Job: From the listing below, select every line where the word "PaleoCalibr" appears.
* Begin *
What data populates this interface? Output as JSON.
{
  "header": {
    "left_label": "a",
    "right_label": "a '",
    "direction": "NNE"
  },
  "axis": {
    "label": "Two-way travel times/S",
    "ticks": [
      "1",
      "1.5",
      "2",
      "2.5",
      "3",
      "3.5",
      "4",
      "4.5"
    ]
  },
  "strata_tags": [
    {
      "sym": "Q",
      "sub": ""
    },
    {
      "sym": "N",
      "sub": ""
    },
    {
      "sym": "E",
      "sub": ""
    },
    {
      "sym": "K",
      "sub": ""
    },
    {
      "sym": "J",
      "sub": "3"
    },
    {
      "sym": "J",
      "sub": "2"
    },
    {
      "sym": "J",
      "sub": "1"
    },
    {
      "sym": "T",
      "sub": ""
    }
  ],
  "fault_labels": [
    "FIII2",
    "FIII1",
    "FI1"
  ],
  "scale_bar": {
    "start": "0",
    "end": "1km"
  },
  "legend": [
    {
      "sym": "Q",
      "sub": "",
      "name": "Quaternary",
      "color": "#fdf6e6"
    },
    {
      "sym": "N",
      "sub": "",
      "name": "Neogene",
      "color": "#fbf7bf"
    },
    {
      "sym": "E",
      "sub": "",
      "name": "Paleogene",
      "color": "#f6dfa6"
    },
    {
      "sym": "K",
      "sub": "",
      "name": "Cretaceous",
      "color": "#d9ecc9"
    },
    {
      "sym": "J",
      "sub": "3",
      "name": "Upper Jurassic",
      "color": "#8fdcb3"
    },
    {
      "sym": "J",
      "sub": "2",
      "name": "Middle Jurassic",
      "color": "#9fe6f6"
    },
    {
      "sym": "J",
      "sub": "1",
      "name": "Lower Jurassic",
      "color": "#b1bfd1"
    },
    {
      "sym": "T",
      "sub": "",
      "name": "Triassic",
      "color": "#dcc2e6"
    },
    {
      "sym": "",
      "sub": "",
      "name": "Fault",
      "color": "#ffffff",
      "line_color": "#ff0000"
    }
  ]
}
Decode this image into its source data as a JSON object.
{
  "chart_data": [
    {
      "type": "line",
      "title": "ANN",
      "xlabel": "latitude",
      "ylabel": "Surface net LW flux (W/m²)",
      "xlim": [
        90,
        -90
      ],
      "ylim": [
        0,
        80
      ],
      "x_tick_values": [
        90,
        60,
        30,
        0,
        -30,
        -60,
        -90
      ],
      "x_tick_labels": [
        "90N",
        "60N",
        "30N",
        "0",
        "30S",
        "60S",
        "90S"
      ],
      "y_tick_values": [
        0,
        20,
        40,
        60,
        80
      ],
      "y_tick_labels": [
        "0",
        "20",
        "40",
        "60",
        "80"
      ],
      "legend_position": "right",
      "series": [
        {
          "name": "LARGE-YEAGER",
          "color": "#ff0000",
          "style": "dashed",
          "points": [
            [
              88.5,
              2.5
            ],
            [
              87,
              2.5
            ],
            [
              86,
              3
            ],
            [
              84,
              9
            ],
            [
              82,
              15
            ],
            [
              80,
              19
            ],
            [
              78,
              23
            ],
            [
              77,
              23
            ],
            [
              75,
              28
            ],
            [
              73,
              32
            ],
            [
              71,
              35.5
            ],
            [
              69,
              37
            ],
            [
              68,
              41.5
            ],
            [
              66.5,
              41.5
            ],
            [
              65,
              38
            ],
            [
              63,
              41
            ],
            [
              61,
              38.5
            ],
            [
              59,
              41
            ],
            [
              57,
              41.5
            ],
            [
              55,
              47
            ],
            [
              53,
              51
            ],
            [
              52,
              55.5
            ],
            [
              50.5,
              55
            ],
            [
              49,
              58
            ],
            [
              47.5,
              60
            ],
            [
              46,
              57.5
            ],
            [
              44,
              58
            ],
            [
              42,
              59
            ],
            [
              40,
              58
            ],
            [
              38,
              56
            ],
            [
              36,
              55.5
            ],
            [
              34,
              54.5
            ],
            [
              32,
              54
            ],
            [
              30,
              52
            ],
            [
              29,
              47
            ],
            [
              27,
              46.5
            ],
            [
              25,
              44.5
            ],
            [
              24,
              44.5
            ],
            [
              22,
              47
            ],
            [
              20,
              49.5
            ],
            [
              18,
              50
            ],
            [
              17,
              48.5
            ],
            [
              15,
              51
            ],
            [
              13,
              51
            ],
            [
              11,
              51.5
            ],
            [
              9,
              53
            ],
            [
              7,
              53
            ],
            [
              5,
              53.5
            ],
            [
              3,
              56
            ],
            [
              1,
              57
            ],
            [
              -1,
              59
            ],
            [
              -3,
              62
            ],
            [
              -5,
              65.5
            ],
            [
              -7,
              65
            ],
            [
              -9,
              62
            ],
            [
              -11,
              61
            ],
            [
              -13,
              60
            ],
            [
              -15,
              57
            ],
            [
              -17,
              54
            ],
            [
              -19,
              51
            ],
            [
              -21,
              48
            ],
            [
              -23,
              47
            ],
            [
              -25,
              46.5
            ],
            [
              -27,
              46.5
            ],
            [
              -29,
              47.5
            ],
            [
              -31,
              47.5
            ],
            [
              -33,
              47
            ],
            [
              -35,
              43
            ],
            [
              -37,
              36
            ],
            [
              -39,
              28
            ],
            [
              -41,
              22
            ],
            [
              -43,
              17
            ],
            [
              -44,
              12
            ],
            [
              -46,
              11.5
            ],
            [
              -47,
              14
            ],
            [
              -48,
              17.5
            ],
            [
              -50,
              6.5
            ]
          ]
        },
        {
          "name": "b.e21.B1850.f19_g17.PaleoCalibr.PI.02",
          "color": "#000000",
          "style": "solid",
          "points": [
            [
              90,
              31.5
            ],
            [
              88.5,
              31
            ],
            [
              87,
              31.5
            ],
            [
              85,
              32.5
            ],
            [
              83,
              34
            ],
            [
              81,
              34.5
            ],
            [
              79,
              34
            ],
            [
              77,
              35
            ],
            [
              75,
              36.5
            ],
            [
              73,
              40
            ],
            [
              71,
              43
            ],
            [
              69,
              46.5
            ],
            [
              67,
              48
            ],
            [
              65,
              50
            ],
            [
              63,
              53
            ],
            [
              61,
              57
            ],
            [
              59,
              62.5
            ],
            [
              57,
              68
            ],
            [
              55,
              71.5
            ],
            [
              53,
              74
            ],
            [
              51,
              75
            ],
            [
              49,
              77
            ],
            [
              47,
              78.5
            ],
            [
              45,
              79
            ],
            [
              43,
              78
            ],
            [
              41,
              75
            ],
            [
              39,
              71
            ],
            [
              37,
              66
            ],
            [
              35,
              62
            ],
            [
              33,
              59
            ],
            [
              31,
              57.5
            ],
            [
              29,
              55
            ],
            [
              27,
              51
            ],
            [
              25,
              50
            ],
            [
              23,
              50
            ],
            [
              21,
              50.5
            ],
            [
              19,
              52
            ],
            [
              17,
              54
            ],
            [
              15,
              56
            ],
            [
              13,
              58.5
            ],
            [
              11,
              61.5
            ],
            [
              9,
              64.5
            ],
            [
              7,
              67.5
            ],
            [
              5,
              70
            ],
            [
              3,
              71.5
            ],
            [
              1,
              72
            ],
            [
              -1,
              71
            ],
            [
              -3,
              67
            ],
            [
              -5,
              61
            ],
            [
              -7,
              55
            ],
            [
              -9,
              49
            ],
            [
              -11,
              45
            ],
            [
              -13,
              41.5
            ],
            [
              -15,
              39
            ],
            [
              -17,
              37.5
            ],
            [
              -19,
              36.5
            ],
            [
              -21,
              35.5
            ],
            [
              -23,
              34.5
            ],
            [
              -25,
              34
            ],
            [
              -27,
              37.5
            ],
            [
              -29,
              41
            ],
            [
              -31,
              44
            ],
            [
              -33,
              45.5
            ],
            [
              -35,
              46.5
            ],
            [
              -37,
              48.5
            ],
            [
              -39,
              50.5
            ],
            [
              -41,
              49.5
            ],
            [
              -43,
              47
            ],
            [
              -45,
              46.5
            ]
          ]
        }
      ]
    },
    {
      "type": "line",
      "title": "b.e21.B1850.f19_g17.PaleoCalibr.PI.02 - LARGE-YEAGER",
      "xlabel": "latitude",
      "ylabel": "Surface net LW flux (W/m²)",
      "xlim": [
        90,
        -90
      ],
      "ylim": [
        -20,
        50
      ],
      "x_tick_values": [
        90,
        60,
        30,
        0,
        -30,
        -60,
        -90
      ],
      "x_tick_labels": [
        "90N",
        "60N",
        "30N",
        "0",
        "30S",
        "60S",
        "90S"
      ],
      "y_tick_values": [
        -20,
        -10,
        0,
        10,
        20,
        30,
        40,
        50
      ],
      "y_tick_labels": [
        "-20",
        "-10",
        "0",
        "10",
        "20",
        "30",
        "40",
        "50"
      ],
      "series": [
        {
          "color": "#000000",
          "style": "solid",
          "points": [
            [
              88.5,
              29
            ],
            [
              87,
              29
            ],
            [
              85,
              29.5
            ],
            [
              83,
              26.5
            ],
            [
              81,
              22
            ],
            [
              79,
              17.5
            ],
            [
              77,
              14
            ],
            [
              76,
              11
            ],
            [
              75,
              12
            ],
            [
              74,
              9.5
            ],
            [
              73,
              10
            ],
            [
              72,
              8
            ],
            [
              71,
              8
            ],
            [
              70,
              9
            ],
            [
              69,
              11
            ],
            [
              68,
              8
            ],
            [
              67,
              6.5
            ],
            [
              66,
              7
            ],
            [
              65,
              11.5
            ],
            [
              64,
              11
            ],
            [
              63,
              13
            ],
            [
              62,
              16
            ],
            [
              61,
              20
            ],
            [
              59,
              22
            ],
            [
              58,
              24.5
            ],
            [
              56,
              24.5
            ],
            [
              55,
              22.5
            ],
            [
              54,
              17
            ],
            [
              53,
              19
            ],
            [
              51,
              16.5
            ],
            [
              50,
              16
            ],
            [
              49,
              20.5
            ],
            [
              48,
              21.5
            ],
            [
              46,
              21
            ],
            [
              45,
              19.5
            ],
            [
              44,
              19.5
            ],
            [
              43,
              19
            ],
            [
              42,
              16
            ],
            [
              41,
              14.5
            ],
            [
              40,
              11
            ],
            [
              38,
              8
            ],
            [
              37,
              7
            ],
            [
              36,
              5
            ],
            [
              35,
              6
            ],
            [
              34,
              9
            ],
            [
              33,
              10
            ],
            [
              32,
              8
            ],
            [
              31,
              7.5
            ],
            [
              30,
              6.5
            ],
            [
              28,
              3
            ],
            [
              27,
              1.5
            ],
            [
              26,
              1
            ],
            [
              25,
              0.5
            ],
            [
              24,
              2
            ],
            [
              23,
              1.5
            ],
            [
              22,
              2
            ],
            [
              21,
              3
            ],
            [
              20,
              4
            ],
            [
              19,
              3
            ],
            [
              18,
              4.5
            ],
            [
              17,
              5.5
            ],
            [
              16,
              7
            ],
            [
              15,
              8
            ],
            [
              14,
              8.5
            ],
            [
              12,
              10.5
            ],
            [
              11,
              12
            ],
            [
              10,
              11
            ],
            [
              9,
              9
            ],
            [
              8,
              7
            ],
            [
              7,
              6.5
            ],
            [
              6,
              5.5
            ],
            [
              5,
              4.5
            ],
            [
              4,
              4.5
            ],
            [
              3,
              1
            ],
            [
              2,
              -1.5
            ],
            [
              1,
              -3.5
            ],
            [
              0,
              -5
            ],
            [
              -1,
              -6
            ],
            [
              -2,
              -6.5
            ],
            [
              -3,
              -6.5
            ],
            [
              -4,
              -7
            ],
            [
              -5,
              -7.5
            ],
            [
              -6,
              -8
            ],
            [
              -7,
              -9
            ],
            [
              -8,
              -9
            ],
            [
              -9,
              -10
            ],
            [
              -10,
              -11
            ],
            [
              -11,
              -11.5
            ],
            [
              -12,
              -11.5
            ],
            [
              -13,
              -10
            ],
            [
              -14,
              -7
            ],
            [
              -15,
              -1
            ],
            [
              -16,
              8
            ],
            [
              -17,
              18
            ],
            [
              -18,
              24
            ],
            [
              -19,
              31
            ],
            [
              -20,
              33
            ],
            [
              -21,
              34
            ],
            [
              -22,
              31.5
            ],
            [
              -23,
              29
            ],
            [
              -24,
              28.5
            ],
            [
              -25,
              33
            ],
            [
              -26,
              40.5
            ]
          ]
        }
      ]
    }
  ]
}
* End *
Complete output:
          "name": "b.e21.B1850.f19_g17.PaleoCalibr.PI.02",
      "title": "b.e21.B1850.f19_g17.PaleoCalibr.PI.02 - LARGE-YEAGER",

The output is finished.